**Records for this task**:
_ _ _ _

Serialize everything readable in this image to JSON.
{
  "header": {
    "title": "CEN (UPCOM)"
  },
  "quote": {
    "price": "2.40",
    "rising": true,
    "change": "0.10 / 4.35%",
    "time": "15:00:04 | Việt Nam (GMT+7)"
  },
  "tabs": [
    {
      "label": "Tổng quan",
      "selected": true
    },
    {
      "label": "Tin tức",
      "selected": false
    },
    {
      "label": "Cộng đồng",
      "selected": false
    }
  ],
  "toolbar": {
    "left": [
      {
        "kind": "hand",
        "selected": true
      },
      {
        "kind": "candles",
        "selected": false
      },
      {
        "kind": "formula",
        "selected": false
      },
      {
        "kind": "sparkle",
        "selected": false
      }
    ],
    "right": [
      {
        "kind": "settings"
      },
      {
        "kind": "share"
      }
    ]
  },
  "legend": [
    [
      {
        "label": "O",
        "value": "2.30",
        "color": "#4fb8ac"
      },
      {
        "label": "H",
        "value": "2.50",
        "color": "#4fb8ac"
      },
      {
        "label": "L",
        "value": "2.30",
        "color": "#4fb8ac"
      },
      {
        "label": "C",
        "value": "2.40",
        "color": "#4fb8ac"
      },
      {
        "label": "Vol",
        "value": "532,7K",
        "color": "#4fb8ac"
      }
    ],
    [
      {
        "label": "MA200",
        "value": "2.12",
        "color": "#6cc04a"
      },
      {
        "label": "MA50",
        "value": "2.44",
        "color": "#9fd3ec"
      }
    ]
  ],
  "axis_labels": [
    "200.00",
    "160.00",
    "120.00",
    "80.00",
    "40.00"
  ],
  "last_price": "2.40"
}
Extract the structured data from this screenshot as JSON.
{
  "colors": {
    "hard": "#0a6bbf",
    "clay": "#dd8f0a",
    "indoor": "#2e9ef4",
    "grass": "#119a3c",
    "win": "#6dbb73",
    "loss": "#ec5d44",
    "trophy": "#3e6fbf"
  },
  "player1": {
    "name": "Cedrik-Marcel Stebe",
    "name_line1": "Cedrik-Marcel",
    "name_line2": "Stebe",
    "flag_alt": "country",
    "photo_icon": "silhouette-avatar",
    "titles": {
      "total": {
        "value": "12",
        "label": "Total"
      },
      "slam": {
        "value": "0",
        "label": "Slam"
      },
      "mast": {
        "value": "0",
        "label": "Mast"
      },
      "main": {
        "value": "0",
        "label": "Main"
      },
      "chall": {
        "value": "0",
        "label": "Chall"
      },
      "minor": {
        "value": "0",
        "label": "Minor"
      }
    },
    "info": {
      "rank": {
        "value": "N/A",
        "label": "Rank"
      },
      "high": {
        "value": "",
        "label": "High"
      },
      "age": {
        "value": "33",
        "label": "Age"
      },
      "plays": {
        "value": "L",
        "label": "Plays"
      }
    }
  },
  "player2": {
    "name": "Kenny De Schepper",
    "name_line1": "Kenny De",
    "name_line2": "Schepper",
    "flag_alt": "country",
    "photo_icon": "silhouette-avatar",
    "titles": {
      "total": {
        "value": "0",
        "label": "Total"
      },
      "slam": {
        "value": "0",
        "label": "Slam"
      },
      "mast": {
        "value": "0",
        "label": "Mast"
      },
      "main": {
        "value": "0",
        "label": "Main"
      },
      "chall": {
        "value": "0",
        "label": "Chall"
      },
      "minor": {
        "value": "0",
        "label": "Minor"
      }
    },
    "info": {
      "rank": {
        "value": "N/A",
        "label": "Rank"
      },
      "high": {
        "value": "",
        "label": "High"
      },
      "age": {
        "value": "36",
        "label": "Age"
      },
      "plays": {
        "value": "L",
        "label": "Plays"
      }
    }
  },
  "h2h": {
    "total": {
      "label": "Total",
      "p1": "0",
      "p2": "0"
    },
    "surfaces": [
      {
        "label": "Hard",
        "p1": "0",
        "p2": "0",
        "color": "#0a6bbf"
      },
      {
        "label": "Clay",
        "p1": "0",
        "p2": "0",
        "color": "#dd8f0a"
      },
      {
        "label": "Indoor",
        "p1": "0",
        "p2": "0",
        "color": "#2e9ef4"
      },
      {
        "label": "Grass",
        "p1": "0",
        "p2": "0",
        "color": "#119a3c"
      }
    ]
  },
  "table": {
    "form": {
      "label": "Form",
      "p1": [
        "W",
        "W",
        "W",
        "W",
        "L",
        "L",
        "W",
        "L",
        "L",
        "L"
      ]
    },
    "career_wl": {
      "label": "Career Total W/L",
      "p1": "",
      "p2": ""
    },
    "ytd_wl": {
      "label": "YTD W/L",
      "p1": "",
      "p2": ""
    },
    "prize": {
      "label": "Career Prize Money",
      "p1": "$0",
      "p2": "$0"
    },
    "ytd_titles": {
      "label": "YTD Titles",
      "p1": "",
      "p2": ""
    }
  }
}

_ _ _ _

**Short problem**: Provide an exact reproduction of all the entries shown above.

**Task answer**:
Serialize everything readable in this image to JSON.
{
  "header": {
    "title": "CEN (UPCOM)"
  },
  "quote": {
    "price": "2.40",
    "rising": true,
    "change": "0.10 / 4.35%",
    "time": "15:00:04 | Việt Nam (GMT+7)"
  },
  "tabs": [
    {
      "label": "Tổng quan",
      "selected": true
    },
    {
      "label": "Tin tức",
      "selected": false
    },
    {
      "label": "Cộng đồng",
      "selected": false
    }
  ],
  "toolbar": {
    "left": [
      {
        "kind": "hand",
        "selected": true
      },
      {
        "kind": "candles",
        "selected": false
      },
      {
        "kind": "formula",
        "selected": false
      },
      {
        "kind": "sparkle",
        "selected": false
      }
    ],
    "right": [
      {
        "kind": "settings"
      },
      {
        "kind": "share"
      }
    ]
  },
  "legend": [
    [
      {
        "label": "O",
        "value": "2.30",
        "color": "#4fb8ac"
      },
      {
        "label": "H",
        "value": "2.50",
        "color": "#4fb8ac"
      },
      {
        "label": "L",
        "value": "2.30",
        "color": "#4fb8ac"
      },
      {
        "label": "C",
        "value": "2.40",
        "color": "#4fb8ac"
      },
      {
        "label": "Vol",
        "value": "532,7K",
        "color": "#4fb8ac"
      }
    ],
    [
      {
        "label": "MA200",
        "value": "2.12",
        "color": "#6cc04a"
      },
      {
        "label": "MA50",
        "value": "2.44",
        "color": "#9fd3ec"
      }
    ]
  ],
  "axis_labels": [
    "200.00",
    "160.00",
    "120.00",
    "80.00",
    "40.00"
  ],
  "last_price": "2.40"
}
Extract the structured data from this screenshot as JSON.
{
  "colors": {
    "hard": "#0a6bbf",
    "clay": "#dd8f0a",
    "indoor": "#2e9ef4",
    "grass": "#119a3c",
    "win": "#6dbb73",
    "loss": "#ec5d44",
    "trophy": "#3e6fbf"
  },
  "player1": {
    "name": "Cedrik-Marcel Stebe",
    "name_line1": "Cedrik-Marcel",
    "name_line2": "Stebe",
    "flag_alt": "country",
    "photo_icon": "silhouette-avatar",
    "titles": {
      "total": {
        "value": "12",
        "label": "Total"
      },
      "slam": {
        "value": "0",
        "label": "Slam"
      },
      "mast": {
        "value": "0",
        "label": "Mast"
      },
      "main": {
        "value": "0",
        "label": "Main"
      },
      "chall": {
        "value": "0",
        "label": "Chall"
      },
      "minor": {
        "value": "0",
        "label": "Minor"
      }
    },
    "info": {
      "rank": {
        "value": "N/A",
        "label": "Rank"
      },
      "high": {
        "value": "",
        "label": "High"
      },
      "age": {
        "value": "33",
        "label": "Age"
      },
      "plays": {
        "value": "L",
        "label": "Plays"
      }
    }
  },
  "player2": {
    "name": "Kenny De Schepper",
    "name_line1": "Kenny De",
    "name_line2": "Schepper",
    "flag_alt": "country",
    "photo_icon": "silhouette-avatar",
    "titles": {
      "total": {
        "value": "0",
        "label": "Total"
      },
      "slam": {
        "value": "0",
        "label": "Slam"
      },
      "mast": {
        "value": "0",
        "label": "Mast"
      },
      "main": {
        "value": "0",
        "label": "Main"
      },
      "chall": {
        "value": "0",
        "label": "Chall"
      },
      "minor": {
        "value": "0",
        "label": "Minor"
      }
    },
    "info": {
      "rank": {
        "value": "N/A",
        "label": "Rank"
      },
      "high": {
        "value": "",
        "label": "High"
      },
      "age": {
        "value": "36",
        "label": "Age"
      },
      "plays": {
        "value": "L",
        "label": "Plays"
      }
    }
  },
  "h2h": {
    "total": {
      "label": "Total",
      "p1": "0",
      "p2": "0"
    },
    "surfaces": [
      {
        "label": "Hard",
        "p1": "0",
        "p2": "0",
        "color": "#0a6bbf"
      },
      {
        "label": "Clay",
        "p1": "0",
        "p2": "0",
        "color": "#dd8f0a"
      },
      {
        "label": "Indoor",
        "p1": "0",
        "p2": "0",
        "color": "#2e9ef4"
      },
      {
        "label": "Grass",
        "p1": "0",
        "p2": "0",
        "color": "#119a3c"
      }
    ]
  },
  "table": {
    "form": {
      "label": "Form",
      "p1": [
        "W",
        "W",
        "W",
        "W",
        "L",
        "L",
        "W",
        "L",
        "L",
        "L"
      ]
    },
    "career_wl": {
      "label": "Career Total W/L",
      "p1": "",
      "p2": ""
    },
    "ytd_wl": {
      "label": "YTD W/L",
      "p1": "",
      "p2": ""
    },
    "prize": {
      "label": "Career Prize Money",
      "p1": "$0",
      "p2": "$0"
    },
    "ytd_titles": {
      "label": "YTD Titles",
      "p1": "",
      "p2": ""
    }
  }
}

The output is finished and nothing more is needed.